— begin —
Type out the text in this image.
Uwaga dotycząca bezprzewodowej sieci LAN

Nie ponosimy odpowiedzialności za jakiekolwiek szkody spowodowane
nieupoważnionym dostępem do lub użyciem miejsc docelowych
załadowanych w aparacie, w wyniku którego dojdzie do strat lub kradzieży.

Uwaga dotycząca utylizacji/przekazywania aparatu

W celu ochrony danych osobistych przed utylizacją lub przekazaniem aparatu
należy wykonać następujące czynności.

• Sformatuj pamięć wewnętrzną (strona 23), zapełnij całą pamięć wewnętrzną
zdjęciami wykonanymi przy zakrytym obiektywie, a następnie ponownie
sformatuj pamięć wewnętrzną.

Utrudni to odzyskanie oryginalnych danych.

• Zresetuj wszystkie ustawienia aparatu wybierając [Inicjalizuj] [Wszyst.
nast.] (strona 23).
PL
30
— end —
# Task instructions
Copy out all of the records shown above exactly.

# The output
Type out the text in this image.
Uwaga dotycząca bezprzewodowej sieci LAN

Nie ponosimy odpowiedzialności za jakiekolwiek szkody spowodowane
nieupoważnionym dostępem do lub użyciem miejsc docelowych
załadowanych w aparacie, w wyniku którego dojdzie do strat lub kradzieży.

Uwaga dotycząca utylizacji/przekazywania aparatu

W celu ochrony danych osobistych przed utylizacją lub przekazaniem aparatu
należy wykonać następujące czynności.

• Sformatuj pamięć wewnętrzną (strona 23), zapełnij całą pamięć wewnętrzną
zdjęciami wykonanymi przy zakrytym obiektywie, a następnie ponownie
sformatuj pamięć wewnętrzną.

Utrudni to odzyskanie oryginalnych danych.

• Zresetuj wszystkie ustawienia aparatu wybierając [Inicjalizuj] [Wszyst.
nast.] (strona 23).
PL
30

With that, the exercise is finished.